Items listed in a dataset:

** begin **

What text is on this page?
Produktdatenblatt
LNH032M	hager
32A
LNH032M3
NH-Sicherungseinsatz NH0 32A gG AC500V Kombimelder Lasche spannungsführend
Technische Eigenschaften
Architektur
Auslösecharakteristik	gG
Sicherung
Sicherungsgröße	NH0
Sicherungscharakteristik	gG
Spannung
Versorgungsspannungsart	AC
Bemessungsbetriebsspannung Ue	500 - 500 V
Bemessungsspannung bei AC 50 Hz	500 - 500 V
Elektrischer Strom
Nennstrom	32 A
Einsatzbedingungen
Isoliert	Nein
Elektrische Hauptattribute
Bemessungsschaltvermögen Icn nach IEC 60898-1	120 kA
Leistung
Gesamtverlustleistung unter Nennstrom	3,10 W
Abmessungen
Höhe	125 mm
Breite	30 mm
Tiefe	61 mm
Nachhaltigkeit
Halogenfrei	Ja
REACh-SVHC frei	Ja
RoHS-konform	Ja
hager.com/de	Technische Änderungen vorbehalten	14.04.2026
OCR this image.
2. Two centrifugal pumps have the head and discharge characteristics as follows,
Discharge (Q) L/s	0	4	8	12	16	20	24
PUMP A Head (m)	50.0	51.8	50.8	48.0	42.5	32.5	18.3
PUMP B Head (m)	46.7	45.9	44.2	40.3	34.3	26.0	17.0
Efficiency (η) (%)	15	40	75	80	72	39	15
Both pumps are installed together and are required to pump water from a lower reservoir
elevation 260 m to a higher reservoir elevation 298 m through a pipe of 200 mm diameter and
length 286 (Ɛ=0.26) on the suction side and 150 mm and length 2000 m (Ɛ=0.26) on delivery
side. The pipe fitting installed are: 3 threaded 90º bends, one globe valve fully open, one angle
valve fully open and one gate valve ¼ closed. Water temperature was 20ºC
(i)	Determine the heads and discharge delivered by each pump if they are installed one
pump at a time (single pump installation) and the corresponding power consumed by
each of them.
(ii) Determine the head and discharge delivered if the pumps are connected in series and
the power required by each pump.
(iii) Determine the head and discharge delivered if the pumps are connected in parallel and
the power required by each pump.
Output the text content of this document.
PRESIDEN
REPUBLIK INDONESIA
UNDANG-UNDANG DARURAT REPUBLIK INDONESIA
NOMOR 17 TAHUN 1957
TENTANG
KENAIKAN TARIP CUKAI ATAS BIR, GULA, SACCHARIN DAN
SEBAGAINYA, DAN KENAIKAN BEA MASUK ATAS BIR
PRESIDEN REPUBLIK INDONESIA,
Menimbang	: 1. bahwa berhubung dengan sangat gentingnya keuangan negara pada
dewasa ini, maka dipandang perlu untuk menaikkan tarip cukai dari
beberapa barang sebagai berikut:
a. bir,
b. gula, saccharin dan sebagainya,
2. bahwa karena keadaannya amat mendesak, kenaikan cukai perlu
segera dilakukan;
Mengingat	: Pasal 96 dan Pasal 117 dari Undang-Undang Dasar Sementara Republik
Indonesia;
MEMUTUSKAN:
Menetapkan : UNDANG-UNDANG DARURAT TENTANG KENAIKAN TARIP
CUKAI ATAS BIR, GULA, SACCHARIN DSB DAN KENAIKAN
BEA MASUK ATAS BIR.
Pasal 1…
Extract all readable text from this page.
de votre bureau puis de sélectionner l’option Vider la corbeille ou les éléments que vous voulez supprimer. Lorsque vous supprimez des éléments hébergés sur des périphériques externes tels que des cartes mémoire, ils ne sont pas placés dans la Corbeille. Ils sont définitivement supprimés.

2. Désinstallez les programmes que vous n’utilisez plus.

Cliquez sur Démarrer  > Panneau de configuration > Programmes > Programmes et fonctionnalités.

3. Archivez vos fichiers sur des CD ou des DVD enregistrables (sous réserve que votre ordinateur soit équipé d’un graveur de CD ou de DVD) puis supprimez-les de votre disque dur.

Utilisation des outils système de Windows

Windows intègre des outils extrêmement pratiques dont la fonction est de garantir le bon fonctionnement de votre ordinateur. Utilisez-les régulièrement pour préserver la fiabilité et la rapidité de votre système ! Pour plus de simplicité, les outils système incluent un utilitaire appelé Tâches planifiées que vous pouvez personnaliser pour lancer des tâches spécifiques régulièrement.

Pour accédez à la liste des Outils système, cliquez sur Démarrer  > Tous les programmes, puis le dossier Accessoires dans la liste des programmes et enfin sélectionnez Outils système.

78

** end **

• PROBLEM STATEMENT
Reproduce nothing but the lines from the line containing "Extract all readable text from this page." to the last line of the data, each exactly as written.

• TASK SOLUTION
Extract all readable text from this page.
de votre bureau puis de sélectionner l’option Vider la corbeille ou les éléments que vous voulez supprimer. Lorsque vous supprimez des éléments hébergés sur des périphériques externes tels que des cartes mémoire, ils ne sont pas placés dans la Corbeille. Ils sont définitivement supprimés.

2. Désinstallez les programmes que vous n’utilisez plus.

Cliquez sur Démarrer  > Panneau de configuration > Programmes > Programmes et fonctionnalités.

3. Archivez vos fichiers sur des CD ou des DVD enregistrables (sous réserve que votre ordinateur soit équipé d’un graveur de CD ou de DVD) puis supprimez-les de votre disque dur.

Utilisation des outils système de Windows

Windows intègre des outils extrêmement pratiques dont la fonction est de garantir le bon fonctionnement de votre ordinateur. Utilisez-les régulièrement pour préserver la fiabilité et la rapidité de votre système ! Pour plus de simplicité, les outils système incluent un utilitaire appelé Tâches planifiées que vous pouvez personnaliser pour lancer des tâches spécifiques régulièrement.

Pour accédez à la liste des Outils système, cliquez sur Démarrer  > Tous les programmes, puis le dossier Accessoires dans la liste des programmes et enfin sélectionnez Outils système.

78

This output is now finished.